O ministro Alexandre de Moraes, do Supremo Tribunal Federal (STF), determinou que a Assembleia Legislativa do Rio de Janeiro (Alerj) forneça explicações sobre a chamada ‘gratificação faroeste’. Este bônus financeiro é destinado a policiais civis que eliminam criminosos durante operações e o prazo para a resposta é de dez dias, a partir da notificação.
O ministro Moraes considera que a questão é de grande relevância para a ordem social e a segurança jurídica, o que torna necessário um julgamento colegiado. A gratificação, que varia de 10% a 150% do salário, foi aprovada mesmo após veto do governador Cláudio Castro, que foi derrubado pelos deputados estaduais. A premiação é contestada em uma ação pelo PSOL, que argumenta que incentiva a letalidade policial e questiona a legalidade da criação de despesas sem autorização do Executivo.
O caso foi encaminhado ao gabinete de Moraes, que já é relator de uma ação sobre violência policial no Rio de Janeiro. Ele também requisitou informações ao governador e pareceres da Procuradoria-Geral da República e da Advocacia-Geral da União. As decisões futuras sobre a gratificação poderão impactar a política de segurança e a atuação das forças policiais no estado.
════════════════
Enunciado A ::
De acordo com o trecho sobre a gratificação faroeste, qual é o prazo para a Alerj responder ao ministro?
Enunciado B ::
Transcreva, do trecho sobre a gratificação faroeste, tudo o que vai de "O ministro Moraes" até "policiais no estado.".
════════════════
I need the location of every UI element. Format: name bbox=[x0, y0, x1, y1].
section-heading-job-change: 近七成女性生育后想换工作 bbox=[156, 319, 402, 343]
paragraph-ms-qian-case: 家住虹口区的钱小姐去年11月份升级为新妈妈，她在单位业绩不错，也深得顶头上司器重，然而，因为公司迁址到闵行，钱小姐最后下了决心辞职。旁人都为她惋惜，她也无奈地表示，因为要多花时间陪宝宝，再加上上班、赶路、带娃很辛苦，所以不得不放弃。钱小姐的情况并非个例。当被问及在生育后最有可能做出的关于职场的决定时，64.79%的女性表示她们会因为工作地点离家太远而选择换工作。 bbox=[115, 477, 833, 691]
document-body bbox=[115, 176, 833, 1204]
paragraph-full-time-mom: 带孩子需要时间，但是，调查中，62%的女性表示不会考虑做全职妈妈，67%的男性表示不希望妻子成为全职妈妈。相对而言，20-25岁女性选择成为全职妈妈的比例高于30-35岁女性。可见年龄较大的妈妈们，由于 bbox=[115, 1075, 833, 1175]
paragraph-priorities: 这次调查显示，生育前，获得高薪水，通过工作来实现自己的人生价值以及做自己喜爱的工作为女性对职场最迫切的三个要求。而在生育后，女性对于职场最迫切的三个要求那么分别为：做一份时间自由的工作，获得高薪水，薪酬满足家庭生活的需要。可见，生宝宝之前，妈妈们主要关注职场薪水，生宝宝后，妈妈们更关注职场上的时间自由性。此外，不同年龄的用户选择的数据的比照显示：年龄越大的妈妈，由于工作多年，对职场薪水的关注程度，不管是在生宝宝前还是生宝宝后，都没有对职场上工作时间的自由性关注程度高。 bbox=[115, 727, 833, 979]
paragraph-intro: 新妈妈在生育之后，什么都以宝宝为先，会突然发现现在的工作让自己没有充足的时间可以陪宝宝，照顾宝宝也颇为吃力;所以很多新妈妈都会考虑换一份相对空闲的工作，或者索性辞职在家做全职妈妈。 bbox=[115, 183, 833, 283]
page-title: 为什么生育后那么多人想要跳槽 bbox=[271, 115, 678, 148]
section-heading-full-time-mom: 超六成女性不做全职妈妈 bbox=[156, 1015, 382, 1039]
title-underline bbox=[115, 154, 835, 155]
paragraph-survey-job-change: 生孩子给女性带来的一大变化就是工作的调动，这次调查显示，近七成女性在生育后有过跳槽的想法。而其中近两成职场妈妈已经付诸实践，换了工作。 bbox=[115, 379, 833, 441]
════════════════
Resolução A ::
Dez dias, a partir da notificação.

Resolução B ::
O ministro Moraes considera que a questão é de grande relevância para a ordem social e a segurança jurídica, o que torna necessário um julgamento colegiado. A gratificação, que varia de 10% a 150% do salário, foi aprovada mesmo após veto do governador Cláudio Castro, que foi derrubado pelos deputados estaduais. A premiação é contestada em uma ação pelo PSOL, que argumenta que incentiva a letalidade policial e questiona a legalidade da criação de despesas sem autorização do Executivo.
O caso foi encaminhado ao gabinete de Moraes, que já é relator de uma ação sobre violência policial no Rio de Janeiro. Ele também requisitou informações ao governador e pareceres da Procuradoria-Geral da República e da Advocacia-Geral da União. As decisões futuras sobre a gratificação poderão impactar a política de segurança e a atuação das forças policiais no estado.